==== Extracted data ====

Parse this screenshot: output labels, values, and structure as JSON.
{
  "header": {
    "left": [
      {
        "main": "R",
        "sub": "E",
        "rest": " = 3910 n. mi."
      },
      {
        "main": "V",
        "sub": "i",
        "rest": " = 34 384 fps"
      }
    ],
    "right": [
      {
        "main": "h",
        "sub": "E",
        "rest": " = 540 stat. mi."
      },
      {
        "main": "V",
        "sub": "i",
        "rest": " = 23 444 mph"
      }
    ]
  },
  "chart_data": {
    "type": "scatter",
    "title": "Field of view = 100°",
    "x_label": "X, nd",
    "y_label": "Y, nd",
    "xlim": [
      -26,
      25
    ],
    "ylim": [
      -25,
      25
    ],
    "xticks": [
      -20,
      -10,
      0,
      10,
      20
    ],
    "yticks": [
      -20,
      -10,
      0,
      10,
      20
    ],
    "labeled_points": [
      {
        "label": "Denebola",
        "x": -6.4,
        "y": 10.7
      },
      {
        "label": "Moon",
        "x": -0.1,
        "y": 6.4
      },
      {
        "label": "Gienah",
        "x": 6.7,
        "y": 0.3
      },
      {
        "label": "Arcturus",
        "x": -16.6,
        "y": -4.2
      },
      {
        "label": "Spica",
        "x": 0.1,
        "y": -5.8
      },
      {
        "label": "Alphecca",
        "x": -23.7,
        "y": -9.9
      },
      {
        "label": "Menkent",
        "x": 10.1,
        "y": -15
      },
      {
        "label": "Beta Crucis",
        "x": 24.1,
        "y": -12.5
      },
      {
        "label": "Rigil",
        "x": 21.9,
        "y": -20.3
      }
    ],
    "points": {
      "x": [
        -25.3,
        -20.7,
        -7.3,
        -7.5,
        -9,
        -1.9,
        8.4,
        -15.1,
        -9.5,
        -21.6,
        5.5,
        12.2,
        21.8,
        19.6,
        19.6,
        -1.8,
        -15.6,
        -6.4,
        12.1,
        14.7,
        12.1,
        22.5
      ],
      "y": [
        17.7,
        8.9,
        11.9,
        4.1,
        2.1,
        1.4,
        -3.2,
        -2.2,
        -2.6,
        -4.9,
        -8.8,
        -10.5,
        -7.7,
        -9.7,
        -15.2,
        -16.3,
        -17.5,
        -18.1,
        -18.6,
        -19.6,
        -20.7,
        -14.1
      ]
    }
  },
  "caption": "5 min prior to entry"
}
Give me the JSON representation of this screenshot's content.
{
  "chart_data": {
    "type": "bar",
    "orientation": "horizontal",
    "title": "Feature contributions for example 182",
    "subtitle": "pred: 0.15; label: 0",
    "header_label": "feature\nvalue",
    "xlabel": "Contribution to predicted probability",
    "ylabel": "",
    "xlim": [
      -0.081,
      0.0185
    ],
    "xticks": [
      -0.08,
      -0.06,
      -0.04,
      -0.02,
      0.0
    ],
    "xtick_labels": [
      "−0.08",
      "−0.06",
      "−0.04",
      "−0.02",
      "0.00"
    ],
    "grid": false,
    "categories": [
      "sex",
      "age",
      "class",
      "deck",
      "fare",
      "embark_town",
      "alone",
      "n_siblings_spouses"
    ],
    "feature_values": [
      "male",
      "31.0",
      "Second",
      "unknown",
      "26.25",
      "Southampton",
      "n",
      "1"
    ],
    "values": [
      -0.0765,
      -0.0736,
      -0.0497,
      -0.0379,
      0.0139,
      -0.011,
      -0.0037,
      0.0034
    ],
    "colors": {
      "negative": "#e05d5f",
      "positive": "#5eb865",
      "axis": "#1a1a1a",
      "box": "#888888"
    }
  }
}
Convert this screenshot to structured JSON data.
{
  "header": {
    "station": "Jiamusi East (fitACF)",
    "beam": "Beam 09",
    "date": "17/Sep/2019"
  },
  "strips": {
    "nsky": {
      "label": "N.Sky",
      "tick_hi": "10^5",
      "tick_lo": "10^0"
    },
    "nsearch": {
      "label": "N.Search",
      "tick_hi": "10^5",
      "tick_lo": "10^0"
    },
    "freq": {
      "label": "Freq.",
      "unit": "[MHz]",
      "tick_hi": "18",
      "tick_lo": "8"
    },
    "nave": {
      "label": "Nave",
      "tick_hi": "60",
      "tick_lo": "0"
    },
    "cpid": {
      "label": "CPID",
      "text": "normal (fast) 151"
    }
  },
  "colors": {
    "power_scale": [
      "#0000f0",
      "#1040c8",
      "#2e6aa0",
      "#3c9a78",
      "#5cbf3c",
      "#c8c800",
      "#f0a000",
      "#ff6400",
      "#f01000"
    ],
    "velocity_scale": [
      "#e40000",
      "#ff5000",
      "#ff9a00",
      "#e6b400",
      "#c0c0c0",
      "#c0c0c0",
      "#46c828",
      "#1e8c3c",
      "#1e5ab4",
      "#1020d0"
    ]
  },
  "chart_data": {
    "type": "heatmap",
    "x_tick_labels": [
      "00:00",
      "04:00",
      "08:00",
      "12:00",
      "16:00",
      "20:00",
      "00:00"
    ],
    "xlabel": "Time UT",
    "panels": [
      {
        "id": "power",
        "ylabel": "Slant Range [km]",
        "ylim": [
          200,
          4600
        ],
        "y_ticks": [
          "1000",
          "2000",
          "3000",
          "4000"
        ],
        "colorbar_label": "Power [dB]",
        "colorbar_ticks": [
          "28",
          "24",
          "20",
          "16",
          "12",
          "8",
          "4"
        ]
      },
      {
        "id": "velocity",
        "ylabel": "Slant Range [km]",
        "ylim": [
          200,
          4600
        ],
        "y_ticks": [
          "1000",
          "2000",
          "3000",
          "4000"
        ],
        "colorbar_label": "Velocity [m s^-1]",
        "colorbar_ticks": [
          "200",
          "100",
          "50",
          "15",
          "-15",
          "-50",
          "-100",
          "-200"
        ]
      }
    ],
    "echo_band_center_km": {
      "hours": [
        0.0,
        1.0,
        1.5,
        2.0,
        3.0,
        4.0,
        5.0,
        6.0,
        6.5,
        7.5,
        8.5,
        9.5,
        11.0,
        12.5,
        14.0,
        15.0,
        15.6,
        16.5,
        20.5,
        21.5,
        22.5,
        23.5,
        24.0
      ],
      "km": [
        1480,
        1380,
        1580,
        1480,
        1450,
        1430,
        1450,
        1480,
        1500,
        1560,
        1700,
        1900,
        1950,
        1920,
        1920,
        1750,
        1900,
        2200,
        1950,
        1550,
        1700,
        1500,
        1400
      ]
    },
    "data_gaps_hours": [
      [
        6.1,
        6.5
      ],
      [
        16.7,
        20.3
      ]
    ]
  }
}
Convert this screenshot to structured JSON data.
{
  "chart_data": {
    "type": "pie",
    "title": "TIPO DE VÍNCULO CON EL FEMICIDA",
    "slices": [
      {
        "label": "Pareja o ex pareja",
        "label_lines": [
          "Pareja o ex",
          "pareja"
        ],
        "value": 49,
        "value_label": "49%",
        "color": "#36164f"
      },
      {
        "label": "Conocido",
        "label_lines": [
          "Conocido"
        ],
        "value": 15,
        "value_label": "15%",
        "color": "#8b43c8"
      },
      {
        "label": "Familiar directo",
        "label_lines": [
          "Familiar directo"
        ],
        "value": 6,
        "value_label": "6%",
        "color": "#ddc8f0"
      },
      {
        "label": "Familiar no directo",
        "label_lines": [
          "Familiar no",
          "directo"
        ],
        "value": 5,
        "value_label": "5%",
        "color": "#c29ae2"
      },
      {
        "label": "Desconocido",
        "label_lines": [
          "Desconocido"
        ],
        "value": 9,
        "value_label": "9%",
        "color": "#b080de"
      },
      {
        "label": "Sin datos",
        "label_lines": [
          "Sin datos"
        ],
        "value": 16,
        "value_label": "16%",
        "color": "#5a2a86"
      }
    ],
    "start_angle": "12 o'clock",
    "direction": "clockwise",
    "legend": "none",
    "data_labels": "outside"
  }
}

====

**What is asked**
Find the lines above that contain the word "screenshot" and collect them.

**Exercise answer**
Parse this screenshot: output labels, values, and structure as JSON.
Give me the JSON representation of this screenshot's content.
Convert this screenshot to structured JSON data.
Convert this screenshot to structured JSON data.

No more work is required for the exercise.